- Directions for this task:
Select the lines that contain "document" and copy each of them.

Recorded data
----------------------------------------
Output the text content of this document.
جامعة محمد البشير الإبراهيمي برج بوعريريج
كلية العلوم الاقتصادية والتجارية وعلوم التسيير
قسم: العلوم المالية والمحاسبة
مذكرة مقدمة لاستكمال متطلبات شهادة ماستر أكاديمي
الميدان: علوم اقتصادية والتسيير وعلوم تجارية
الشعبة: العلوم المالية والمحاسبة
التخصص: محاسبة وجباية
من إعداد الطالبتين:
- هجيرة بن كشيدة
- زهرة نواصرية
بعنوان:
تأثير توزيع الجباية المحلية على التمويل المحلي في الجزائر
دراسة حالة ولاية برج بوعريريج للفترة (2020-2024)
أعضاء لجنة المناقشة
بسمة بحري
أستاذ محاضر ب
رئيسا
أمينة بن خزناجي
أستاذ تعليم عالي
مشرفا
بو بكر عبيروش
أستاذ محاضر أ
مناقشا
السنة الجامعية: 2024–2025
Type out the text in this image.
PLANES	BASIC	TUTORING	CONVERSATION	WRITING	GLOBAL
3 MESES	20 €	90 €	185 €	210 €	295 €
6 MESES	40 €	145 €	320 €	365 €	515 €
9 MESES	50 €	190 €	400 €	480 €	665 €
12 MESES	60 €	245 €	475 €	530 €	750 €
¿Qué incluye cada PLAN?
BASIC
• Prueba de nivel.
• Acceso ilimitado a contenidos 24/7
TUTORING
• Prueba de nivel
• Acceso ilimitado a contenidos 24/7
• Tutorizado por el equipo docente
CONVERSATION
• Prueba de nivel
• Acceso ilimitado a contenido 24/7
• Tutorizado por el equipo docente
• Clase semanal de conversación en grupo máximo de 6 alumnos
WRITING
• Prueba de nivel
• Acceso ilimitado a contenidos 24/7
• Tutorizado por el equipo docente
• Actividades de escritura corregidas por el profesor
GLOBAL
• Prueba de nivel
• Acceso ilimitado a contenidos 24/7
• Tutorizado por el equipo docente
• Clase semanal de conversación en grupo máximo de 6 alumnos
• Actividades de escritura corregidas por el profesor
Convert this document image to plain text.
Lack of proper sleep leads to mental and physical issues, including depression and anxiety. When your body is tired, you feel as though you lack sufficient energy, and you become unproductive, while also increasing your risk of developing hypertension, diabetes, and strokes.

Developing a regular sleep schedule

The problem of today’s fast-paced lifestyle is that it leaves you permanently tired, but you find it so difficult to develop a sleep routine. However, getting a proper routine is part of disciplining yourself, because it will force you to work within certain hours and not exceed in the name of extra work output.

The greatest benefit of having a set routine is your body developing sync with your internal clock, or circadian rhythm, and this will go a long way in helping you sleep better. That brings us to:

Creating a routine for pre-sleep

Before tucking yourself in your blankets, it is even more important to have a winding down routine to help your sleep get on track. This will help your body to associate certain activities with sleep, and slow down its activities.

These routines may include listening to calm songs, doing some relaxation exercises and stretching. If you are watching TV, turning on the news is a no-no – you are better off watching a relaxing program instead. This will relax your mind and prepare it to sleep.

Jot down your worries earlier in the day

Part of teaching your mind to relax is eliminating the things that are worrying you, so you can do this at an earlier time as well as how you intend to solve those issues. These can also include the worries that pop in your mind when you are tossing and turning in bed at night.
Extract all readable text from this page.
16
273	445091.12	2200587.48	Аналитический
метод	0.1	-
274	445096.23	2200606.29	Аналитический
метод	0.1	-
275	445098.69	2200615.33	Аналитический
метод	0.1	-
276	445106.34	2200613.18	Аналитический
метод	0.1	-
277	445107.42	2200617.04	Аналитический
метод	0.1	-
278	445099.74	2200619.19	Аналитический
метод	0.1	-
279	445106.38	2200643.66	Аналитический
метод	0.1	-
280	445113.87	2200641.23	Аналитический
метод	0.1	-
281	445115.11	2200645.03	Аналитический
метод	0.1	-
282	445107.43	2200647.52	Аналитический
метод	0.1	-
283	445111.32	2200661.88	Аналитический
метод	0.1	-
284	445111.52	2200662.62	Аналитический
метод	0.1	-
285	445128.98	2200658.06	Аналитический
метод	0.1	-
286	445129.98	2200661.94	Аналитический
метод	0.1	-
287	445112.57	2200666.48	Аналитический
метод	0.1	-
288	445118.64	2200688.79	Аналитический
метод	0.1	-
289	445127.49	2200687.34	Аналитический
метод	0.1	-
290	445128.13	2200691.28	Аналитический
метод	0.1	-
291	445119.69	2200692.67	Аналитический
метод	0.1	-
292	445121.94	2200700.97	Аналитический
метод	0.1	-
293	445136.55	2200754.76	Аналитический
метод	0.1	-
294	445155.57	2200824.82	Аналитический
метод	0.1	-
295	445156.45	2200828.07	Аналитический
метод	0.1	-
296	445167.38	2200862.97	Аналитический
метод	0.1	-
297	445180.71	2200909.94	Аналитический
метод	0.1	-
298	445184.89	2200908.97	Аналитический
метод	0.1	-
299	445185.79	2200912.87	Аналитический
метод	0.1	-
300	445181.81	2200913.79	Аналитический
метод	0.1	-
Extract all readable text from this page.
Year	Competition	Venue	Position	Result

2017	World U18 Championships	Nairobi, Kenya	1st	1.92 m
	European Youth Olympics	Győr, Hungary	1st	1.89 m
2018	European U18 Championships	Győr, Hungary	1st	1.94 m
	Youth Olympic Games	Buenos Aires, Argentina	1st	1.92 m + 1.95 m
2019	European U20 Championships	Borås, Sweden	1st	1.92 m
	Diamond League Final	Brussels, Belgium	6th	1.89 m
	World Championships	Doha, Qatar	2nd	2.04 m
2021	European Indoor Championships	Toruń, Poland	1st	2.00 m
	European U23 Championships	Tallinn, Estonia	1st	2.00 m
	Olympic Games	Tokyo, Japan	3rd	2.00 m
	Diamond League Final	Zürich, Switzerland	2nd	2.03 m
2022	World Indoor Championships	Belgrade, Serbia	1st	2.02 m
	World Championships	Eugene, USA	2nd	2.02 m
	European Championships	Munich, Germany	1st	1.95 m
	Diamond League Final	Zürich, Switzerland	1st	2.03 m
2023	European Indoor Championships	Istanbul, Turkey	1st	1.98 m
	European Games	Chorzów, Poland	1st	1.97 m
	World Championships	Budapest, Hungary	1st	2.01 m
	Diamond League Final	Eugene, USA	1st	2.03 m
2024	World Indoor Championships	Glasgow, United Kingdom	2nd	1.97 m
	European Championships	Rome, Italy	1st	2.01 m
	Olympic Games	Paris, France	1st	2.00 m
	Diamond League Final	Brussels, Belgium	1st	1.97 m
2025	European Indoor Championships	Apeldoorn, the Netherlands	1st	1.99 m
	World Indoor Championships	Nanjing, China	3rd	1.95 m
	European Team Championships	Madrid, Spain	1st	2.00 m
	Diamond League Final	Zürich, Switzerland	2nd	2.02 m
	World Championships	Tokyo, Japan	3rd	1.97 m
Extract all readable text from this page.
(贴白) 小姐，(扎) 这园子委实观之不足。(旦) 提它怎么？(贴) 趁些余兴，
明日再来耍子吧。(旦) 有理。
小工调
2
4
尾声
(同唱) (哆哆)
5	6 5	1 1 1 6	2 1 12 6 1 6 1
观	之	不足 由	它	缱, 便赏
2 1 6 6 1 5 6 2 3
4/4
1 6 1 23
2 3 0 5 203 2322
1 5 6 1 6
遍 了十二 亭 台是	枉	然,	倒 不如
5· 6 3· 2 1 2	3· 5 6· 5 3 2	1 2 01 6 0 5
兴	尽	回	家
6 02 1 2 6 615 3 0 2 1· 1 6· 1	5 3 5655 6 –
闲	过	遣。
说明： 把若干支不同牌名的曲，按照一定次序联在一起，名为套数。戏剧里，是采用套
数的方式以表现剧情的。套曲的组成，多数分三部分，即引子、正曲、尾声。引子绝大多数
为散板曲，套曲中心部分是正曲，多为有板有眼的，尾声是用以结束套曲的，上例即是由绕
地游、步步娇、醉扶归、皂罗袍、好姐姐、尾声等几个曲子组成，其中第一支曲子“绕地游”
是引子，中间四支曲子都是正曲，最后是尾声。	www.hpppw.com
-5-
----------------------------------------
- Worked solution:
Output the text content of this document.
Convert this document image to plain text.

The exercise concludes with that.